— begin Provided material —
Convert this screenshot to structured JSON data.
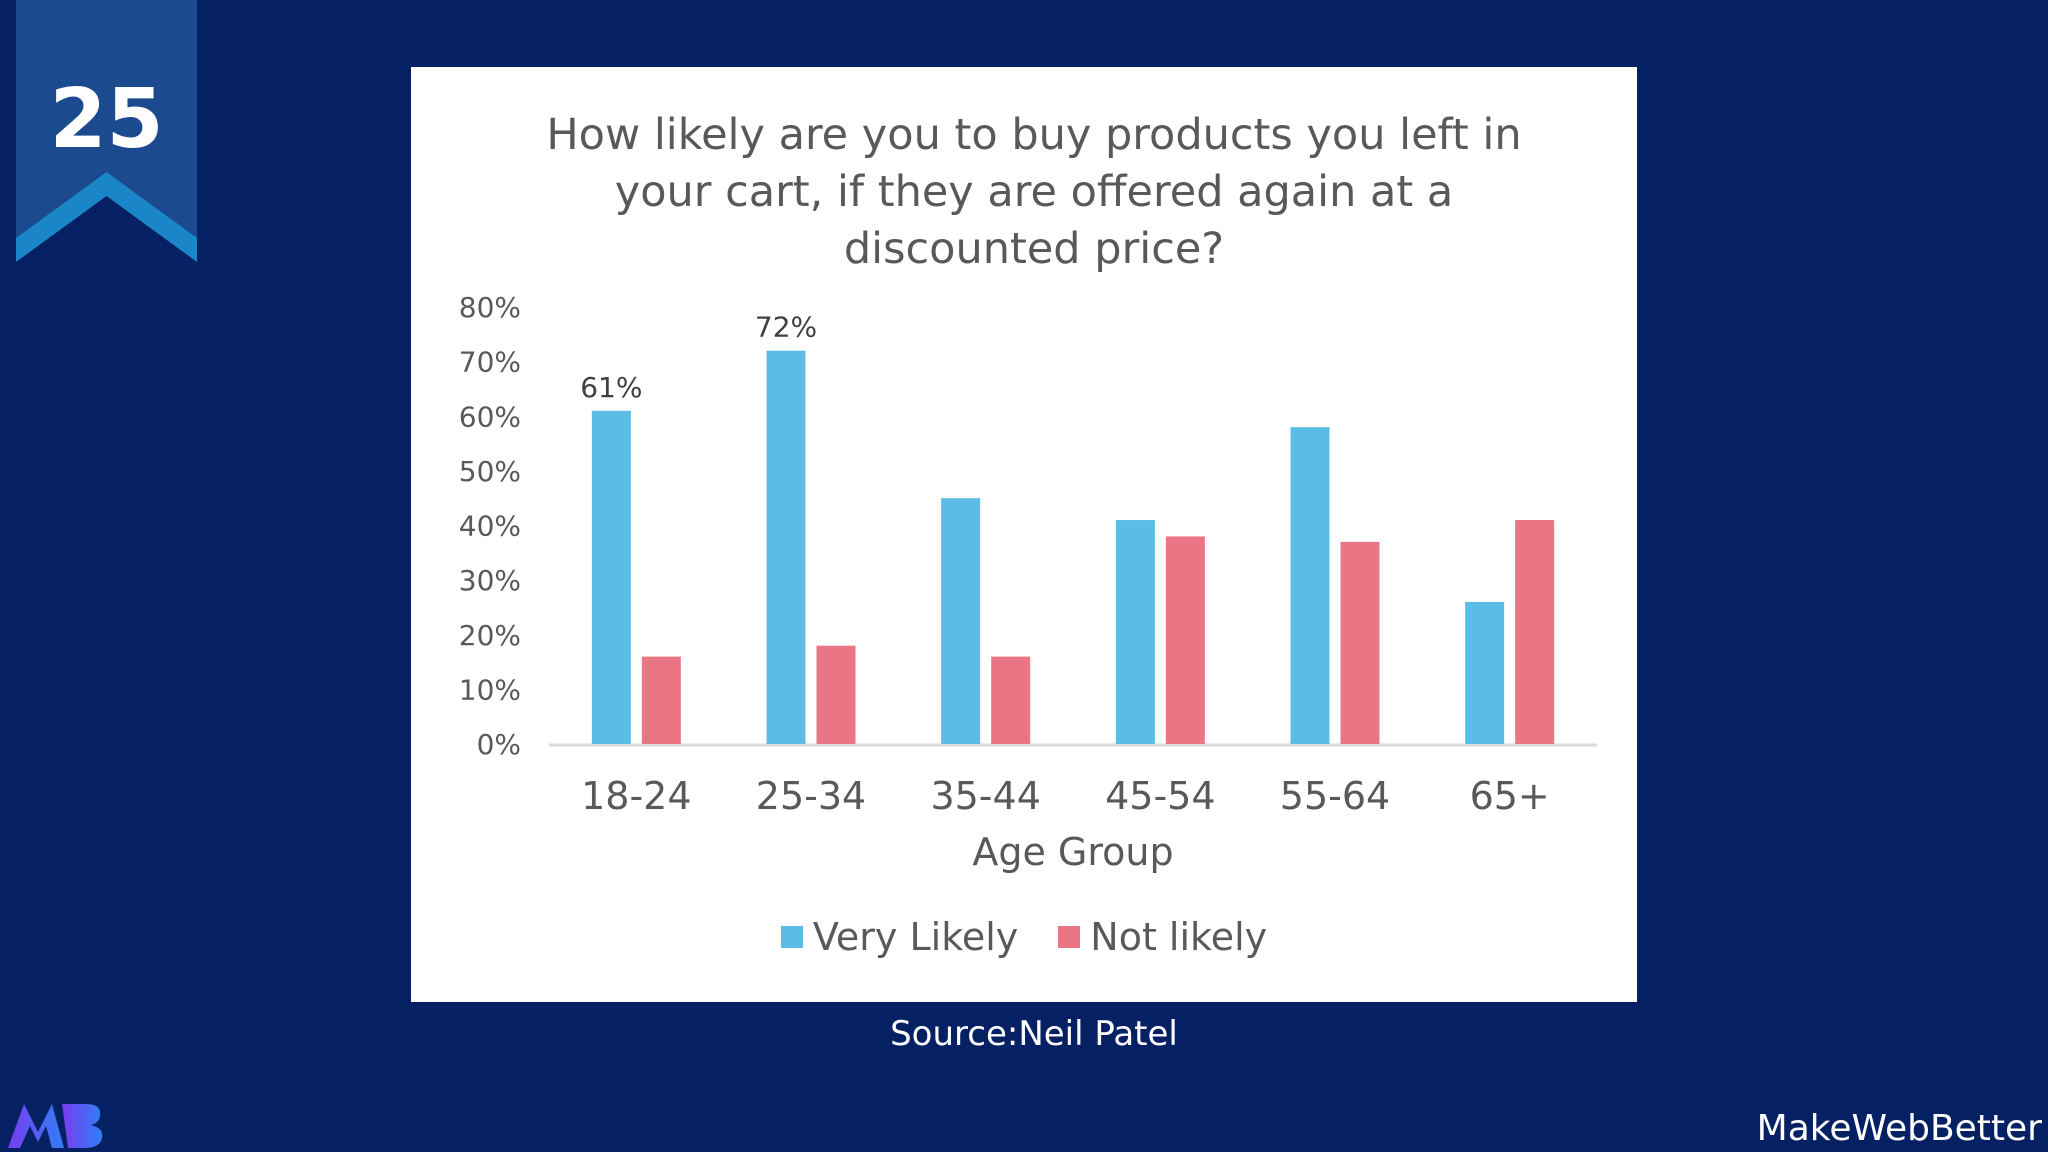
{
  "slide": {
    "number": "25",
    "source": "Source:Neil Patel",
    "brand": "MakeWebBetter",
    "colors": {
      "background": "#062163",
      "badge": "#1b4a8e",
      "badge_chevron": "#1a86c8"
    }
  },
  "chart_data": {
    "type": "bar",
    "title": [
      "How likely are you to buy products you left in",
      "your cart, if they are offered again at a",
      "discounted price?"
    ],
    "xlabel": "Age Group",
    "ylabel": "",
    "categories": [
      "18-24",
      "25-34",
      "35-44",
      "45-54",
      "55-64",
      "65+"
    ],
    "series": [
      {
        "name": "Very Likely",
        "color": "#5bbde6",
        "values": [
          61,
          72,
          45,
          41,
          58,
          26
        ]
      },
      {
        "name": "Not likely",
        "color": "#ea7585",
        "values": [
          16,
          18,
          16,
          38,
          37,
          41
        ]
      }
    ],
    "ylim": [
      0,
      80
    ],
    "yticks": [
      "0%",
      "10%",
      "20%",
      "30%",
      "40%",
      "50%",
      "60%",
      "70%",
      "80%"
    ],
    "data_labels": [
      {
        "series": 0,
        "index": 0,
        "text": "61%"
      },
      {
        "series": 0,
        "index": 1,
        "text": "72%"
      }
    ],
    "grid": false,
    "legend": "bottom"
  }
}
— end Provided material —
◆ **Problem statement**: Without including any pictures, print each record exactly.

◆ **Output below**:
Convert this screenshot to structured JSON data.
{
  "slide": {
    "number": "25",
    "source": "Source:Neil Patel",
    "brand": "MakeWebBetter",
    "colors": {
      "background": "#062163",
      "badge": "#1b4a8e",
      "badge_chevron": "#1a86c8"
    }
  },
  "chart_data": {
    "type": "bar",
    "title": [
      "How likely are you to buy products you left in",
      "your cart, if they are offered again at a",
      "discounted price?"
    ],
    "xlabel": "Age Group",
    "ylabel": "",
    "categories": [
      "18-24",
      "25-34",
      "35-44",
      "45-54",
      "55-64",
      "65+"
    ],
    "series": [
      {
        "name": "Very Likely",
        "color": "#5bbde6",
        "values": [
          61,
          72,
          45,
          41,
          58,
          26
        ]
      },
      {
        "name": "Not likely",
        "color": "#ea7585",
        "values": [
          16,
          18,
          16,
          38,
          37,
          41
        ]
      }
    ],
    "ylim": [
      0,
      80
    ],
    "yticks": [
      "0%",
      "10%",
      "20%",
      "30%",
      "40%",
      "50%",
      "60%",
      "70%",
      "80%"
    ],
    "data_labels": [
      {
        "series": 0,
        "index": 0,
        "text": "61%"
      },
      {
        "series": 0,
        "index": 1,
        "text": "72%"
      }
    ],
    "grid": false,
    "legend": "bottom"
  }
}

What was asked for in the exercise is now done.